--- To do ---
Select and copy out every line in the records containing "Global".

--- Dataset records ---
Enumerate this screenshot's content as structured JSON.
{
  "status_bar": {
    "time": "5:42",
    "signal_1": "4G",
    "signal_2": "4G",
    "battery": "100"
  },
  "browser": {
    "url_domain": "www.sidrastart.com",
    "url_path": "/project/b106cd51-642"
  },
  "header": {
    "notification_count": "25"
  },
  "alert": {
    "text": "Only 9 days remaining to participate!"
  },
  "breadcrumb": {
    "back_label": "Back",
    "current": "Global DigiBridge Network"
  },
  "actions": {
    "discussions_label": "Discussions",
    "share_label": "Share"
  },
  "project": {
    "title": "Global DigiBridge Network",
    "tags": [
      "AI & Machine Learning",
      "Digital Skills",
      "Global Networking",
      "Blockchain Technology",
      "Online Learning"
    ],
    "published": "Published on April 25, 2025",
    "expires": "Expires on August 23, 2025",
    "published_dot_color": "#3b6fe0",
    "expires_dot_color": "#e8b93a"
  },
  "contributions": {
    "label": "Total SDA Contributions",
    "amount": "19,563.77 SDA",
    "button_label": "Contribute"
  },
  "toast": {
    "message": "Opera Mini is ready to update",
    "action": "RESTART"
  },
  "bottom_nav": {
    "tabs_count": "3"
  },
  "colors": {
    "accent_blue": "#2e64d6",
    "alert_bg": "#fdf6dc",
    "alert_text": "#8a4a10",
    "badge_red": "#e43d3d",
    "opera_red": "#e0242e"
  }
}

--- Full answer ---
    "current": "Global DigiBridge Network"
    "title": "Global DigiBridge Network",
      "Global Networking",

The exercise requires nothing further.